Task instructions –
Check each line of the material below for "Indian". Report how many have it, with no other words.
>>
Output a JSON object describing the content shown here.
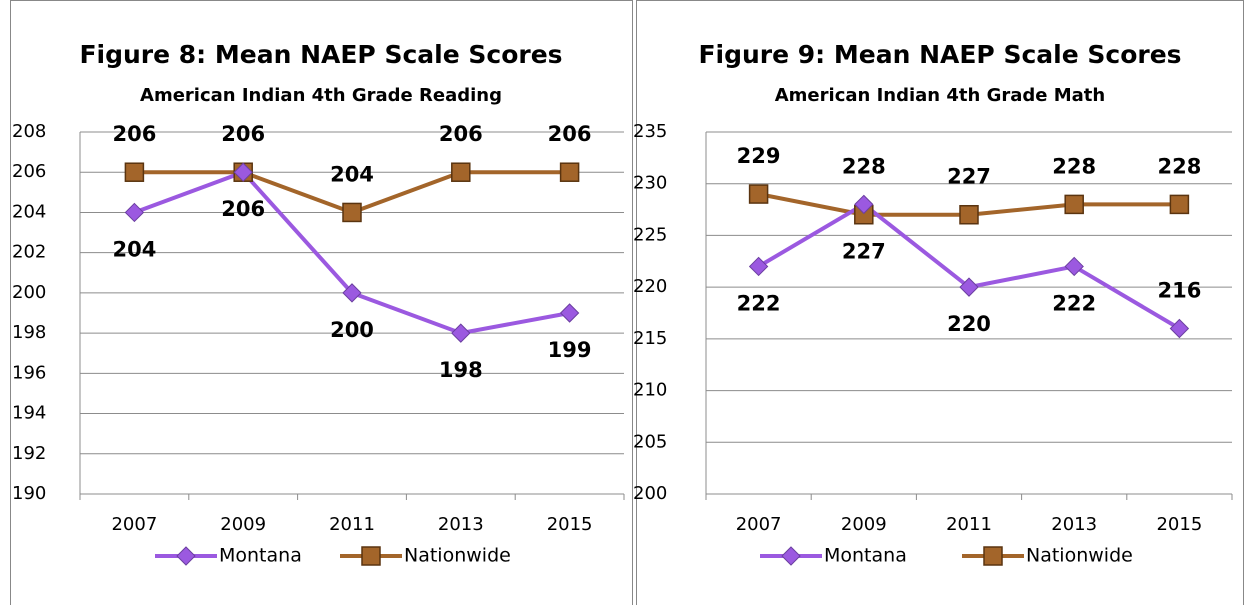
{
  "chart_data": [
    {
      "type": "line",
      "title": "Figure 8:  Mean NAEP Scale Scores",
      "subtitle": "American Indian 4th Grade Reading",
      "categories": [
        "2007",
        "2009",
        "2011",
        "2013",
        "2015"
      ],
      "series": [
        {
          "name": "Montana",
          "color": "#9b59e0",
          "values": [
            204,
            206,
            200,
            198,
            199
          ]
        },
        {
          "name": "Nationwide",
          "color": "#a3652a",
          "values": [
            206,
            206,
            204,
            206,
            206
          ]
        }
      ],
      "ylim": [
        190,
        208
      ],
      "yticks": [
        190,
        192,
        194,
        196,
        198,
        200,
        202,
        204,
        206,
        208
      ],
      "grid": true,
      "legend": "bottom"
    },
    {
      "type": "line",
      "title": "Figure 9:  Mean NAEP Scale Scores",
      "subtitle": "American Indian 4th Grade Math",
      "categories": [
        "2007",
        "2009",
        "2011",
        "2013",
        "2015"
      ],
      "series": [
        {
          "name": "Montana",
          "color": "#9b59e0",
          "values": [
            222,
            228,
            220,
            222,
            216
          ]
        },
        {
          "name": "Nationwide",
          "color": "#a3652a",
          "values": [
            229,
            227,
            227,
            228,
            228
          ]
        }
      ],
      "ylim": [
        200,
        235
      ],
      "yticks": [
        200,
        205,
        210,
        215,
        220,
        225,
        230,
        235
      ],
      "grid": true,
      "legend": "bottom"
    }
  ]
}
<<
>>
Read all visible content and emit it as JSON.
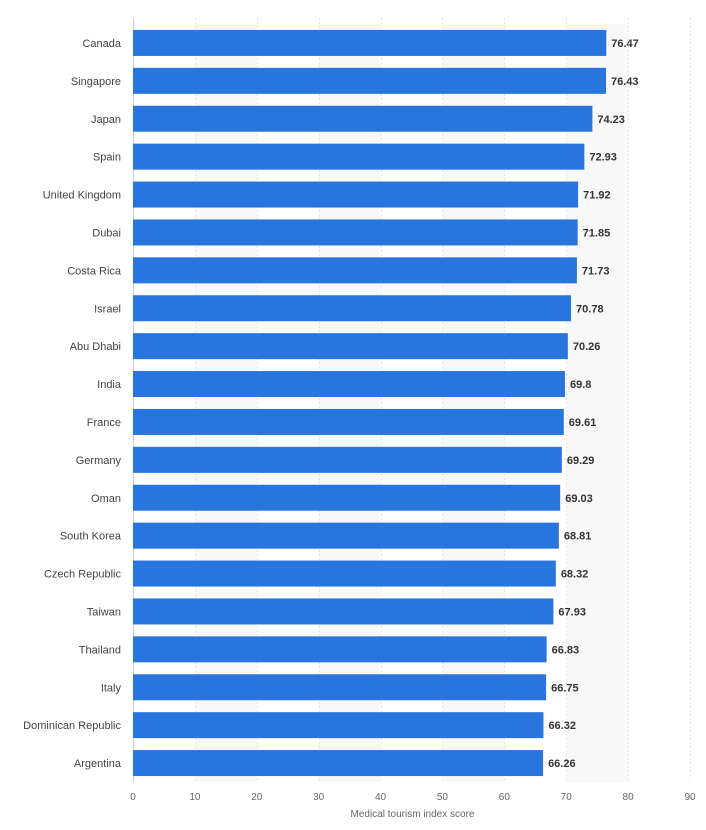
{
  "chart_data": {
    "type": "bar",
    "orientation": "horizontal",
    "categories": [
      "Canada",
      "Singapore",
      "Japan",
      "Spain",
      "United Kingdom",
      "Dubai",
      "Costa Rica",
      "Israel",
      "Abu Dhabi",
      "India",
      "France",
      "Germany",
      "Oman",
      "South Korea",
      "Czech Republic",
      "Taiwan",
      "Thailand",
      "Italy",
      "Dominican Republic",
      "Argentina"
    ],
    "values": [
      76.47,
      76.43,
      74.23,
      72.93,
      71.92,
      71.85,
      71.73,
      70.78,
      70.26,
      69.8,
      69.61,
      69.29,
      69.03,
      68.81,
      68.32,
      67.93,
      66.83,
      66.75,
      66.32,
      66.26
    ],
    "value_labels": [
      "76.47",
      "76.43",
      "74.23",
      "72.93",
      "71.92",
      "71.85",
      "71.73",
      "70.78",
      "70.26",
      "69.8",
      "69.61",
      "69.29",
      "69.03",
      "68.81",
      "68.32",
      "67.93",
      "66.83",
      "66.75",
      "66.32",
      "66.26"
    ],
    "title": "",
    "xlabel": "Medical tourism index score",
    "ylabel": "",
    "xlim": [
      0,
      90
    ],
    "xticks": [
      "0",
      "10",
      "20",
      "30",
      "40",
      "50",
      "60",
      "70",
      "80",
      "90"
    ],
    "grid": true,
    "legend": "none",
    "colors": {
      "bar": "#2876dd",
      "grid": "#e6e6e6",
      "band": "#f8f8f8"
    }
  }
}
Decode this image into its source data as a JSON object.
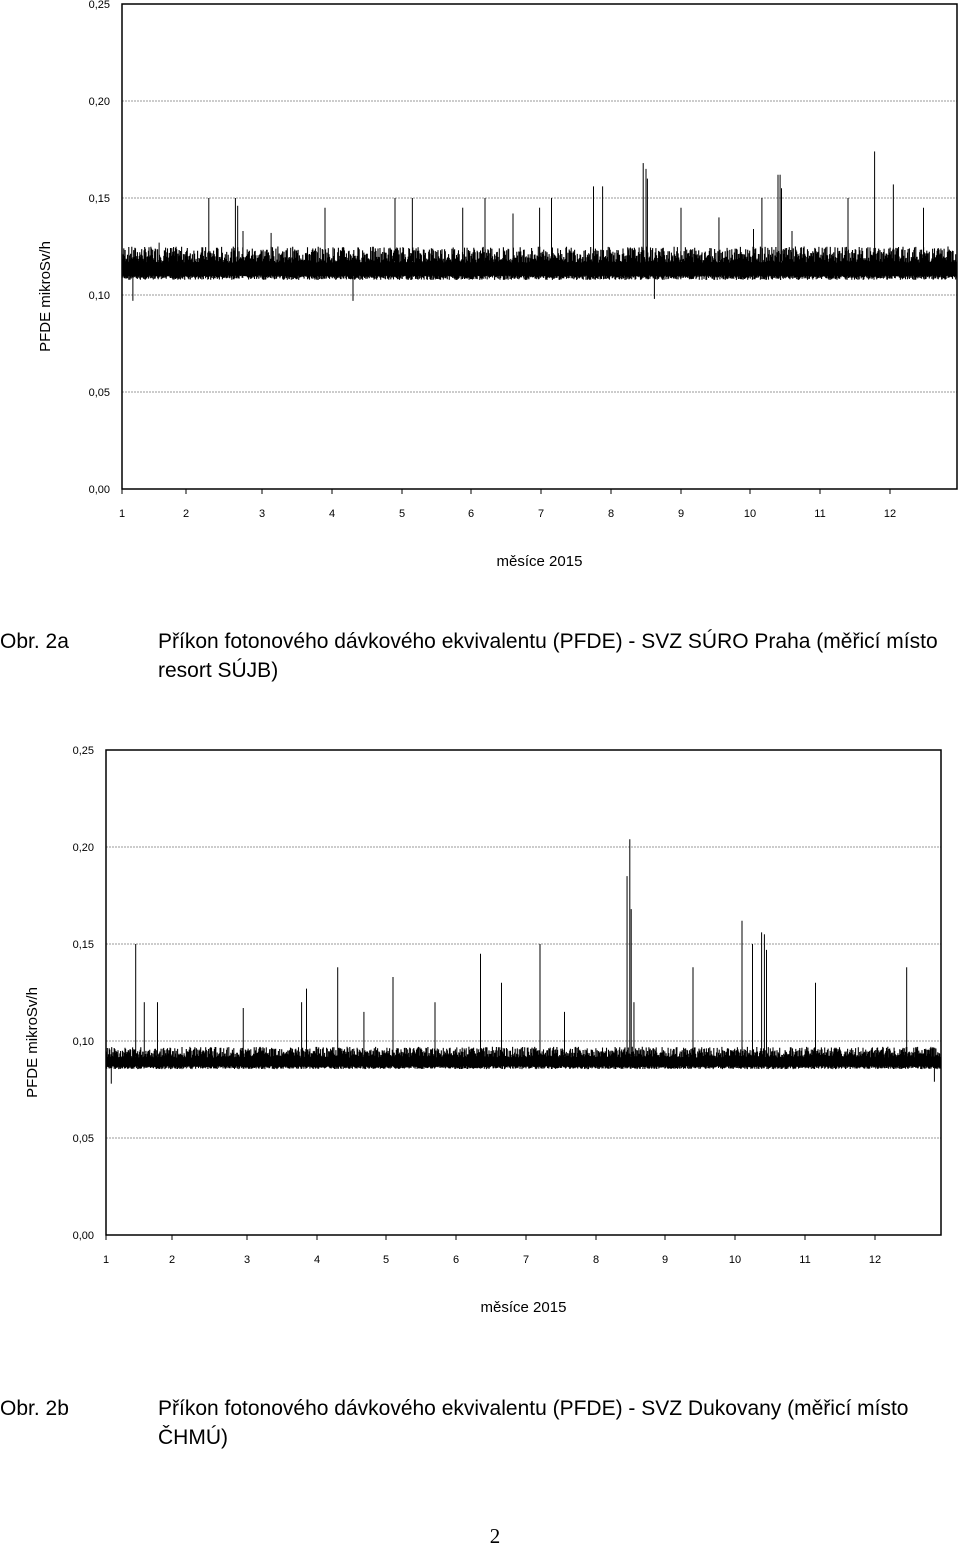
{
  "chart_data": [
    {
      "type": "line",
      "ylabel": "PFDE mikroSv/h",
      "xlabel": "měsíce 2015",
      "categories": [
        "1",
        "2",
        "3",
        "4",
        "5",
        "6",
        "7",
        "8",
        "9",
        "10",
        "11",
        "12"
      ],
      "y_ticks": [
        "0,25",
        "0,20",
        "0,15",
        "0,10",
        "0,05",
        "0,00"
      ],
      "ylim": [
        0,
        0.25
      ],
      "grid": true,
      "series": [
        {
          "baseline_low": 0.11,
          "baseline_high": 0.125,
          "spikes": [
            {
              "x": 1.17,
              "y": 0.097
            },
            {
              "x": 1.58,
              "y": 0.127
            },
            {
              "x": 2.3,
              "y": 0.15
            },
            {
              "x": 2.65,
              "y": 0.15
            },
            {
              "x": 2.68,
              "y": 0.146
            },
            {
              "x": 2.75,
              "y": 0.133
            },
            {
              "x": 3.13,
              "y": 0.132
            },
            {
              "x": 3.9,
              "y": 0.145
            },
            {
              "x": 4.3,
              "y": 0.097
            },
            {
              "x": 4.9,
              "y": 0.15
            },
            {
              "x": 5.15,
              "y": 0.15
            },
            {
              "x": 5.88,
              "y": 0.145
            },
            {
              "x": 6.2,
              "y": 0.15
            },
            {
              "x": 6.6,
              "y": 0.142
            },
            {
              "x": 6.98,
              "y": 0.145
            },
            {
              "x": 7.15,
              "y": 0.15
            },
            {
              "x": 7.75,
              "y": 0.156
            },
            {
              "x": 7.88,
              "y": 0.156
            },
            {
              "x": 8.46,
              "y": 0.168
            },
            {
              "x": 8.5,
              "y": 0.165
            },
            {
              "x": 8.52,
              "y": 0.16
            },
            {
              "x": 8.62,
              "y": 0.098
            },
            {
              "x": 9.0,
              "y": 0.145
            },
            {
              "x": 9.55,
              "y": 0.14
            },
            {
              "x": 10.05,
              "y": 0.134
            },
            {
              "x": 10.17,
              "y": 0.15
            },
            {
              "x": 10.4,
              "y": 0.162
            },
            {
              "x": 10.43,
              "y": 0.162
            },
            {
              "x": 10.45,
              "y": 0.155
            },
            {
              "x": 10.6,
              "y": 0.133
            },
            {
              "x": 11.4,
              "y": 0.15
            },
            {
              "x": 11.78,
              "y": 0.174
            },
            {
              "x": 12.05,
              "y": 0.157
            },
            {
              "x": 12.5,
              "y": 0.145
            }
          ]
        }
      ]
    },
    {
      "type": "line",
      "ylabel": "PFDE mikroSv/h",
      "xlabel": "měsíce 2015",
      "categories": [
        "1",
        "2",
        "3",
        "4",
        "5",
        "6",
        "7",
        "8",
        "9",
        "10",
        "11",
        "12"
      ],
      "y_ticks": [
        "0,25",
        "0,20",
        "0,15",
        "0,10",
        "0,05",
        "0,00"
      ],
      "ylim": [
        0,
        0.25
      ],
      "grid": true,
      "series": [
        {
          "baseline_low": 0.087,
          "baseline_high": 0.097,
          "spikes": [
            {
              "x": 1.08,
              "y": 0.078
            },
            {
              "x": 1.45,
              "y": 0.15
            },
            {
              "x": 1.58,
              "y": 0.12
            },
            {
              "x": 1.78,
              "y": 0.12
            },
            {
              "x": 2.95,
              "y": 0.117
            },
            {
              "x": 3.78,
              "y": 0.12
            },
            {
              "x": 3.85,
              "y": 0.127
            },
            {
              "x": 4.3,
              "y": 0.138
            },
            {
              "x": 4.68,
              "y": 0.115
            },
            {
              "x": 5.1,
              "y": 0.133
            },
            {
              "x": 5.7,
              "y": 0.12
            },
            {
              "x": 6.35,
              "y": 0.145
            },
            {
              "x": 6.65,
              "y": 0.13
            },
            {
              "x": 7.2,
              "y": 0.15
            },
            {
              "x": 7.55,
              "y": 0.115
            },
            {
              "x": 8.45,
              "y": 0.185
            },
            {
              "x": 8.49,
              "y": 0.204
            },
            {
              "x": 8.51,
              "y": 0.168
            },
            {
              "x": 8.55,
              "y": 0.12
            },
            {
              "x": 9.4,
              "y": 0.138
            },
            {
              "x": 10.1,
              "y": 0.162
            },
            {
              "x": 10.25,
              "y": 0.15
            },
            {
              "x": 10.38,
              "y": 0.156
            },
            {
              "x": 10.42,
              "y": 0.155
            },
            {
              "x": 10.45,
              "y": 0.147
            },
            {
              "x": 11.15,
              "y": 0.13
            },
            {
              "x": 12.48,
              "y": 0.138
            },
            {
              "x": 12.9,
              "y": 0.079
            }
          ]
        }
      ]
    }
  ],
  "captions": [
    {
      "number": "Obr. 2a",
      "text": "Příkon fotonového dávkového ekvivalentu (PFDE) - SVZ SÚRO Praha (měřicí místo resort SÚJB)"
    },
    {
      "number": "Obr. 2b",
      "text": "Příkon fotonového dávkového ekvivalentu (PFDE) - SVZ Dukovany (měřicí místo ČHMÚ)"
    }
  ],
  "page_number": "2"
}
<<
Solution to this problem –
2